Recorded data:
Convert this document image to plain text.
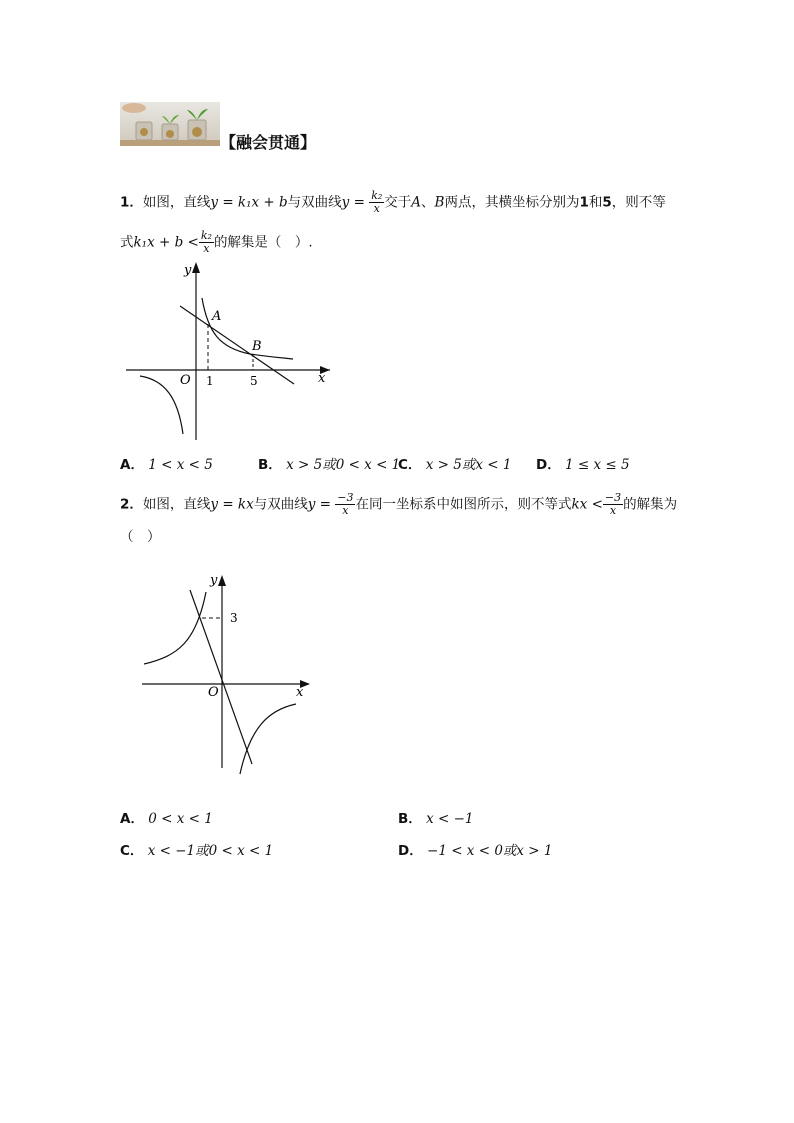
【融会贯通】
1．如图，直线y = k₁x + b与双曲线$y = \frac{\text{k₂}}{x}$ 交于A、B两点，其横坐标分别为1和5，则不等
式$k_1x + b < \frac{\text{k₂}}{x}$ 的解集是（　）.
y
x
O
A
B
1	5
A． 1 < x < 5	B． x > 5或0 < x < 1
C． x > 5或x < 1 D． 1 ≤ x ≤ 5
2．如图，直线y = kx与双曲线$y = \frac{-3}{x}$ 在同一坐标系中如图所示，则不等式kx < $\frac{-3}{x}$ 的解集为
（　）
y
x
O
3
A． 0 < x < 1	B． x < −1
C． x < −1或0 < x < 1	D． −1 < x < 0或x > 1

Stated exercise:
Pick out the lines that contain "frac" and copy them.

Result of this exercise:
1．如图，直线y = k₁x + b与双曲线$y = \frac{\text{k₂}}{x}$ 交于A、B两点，其横坐标分别为1和5，则不等
式$k_1x + b < \frac{\text{k₂}}{x}$ 的解集是（　）.
2．如图，直线y = kx与双曲线$y = \frac{-3}{x}$ 在同一坐标系中如图所示，则不等式kx < $\frac{-3}{x}$ 的解集为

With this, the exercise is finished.